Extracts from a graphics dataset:
╔══

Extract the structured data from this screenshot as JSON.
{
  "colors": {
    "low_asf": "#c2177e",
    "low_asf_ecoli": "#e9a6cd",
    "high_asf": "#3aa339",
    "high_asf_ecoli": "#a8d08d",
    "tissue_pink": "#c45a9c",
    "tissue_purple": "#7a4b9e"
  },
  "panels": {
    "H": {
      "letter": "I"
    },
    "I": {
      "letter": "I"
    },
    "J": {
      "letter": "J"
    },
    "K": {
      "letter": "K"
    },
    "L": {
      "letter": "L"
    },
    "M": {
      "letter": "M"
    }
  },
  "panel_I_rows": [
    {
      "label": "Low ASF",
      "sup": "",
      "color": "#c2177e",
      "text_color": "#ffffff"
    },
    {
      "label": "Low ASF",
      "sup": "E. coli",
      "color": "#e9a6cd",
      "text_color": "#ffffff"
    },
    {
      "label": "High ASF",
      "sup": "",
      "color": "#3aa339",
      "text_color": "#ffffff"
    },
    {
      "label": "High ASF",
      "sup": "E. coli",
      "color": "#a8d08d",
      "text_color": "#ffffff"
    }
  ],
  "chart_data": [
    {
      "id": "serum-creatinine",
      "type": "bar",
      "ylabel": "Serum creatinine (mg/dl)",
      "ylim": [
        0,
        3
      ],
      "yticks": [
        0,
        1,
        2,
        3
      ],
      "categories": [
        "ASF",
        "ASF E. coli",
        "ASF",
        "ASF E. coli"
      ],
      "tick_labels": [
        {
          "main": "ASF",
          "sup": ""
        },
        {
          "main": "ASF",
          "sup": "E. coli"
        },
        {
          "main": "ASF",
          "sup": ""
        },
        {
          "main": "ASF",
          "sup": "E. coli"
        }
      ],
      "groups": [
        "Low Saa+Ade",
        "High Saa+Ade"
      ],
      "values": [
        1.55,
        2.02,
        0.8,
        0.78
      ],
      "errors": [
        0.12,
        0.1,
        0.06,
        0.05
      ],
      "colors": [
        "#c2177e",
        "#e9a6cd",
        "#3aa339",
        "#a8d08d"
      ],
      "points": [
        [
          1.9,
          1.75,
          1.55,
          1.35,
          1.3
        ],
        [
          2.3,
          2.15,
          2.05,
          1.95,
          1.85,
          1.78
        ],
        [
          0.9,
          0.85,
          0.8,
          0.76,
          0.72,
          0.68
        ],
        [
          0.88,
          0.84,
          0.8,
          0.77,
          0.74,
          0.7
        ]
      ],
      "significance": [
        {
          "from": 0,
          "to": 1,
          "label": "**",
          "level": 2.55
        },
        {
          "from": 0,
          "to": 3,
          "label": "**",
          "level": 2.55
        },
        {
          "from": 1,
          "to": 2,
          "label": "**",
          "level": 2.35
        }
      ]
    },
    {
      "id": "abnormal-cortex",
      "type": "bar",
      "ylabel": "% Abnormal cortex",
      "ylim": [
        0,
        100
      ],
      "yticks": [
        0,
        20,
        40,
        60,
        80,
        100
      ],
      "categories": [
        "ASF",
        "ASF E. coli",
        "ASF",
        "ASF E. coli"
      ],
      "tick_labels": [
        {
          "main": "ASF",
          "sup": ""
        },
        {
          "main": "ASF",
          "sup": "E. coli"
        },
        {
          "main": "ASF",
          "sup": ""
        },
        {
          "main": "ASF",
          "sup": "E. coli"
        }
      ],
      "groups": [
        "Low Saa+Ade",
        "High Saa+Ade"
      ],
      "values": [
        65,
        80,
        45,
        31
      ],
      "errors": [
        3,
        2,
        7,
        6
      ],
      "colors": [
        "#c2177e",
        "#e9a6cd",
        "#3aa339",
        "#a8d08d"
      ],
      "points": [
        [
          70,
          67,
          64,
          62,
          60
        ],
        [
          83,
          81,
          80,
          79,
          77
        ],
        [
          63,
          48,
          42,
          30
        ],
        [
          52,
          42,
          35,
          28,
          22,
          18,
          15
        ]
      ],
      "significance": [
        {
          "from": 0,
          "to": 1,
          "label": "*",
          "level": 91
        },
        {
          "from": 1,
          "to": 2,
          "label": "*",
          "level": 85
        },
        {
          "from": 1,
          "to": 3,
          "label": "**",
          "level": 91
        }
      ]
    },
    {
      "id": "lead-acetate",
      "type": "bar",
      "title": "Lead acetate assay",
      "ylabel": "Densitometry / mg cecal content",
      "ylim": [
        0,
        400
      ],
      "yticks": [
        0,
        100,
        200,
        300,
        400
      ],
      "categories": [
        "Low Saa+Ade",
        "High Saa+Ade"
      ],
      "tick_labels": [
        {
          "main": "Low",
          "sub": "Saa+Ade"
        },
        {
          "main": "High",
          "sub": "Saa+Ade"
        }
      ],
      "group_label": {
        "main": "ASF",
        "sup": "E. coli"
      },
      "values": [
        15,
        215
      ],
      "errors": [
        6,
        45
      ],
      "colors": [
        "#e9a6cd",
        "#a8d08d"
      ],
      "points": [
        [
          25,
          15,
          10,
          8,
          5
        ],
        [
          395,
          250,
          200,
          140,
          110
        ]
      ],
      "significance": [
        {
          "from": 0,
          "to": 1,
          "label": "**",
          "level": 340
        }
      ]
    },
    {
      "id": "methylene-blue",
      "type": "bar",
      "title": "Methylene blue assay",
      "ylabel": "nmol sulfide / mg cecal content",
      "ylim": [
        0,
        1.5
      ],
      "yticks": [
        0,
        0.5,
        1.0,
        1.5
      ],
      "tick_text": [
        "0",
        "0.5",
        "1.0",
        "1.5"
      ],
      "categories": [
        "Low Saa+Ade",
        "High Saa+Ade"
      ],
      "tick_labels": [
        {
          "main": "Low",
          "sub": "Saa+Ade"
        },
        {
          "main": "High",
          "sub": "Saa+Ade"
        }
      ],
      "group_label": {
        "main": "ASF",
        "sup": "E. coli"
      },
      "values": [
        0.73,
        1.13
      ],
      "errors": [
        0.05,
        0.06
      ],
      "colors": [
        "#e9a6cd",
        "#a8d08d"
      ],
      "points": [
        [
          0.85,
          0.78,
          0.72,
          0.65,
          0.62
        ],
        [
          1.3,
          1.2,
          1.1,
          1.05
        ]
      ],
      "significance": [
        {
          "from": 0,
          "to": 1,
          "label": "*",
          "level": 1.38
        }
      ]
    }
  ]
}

╚══

If a line in the records above has the word "cortex", copy it.

** Expected answer **
      "id": "abnormal-cortex",
      "ylabel": "% Abnormal cortex",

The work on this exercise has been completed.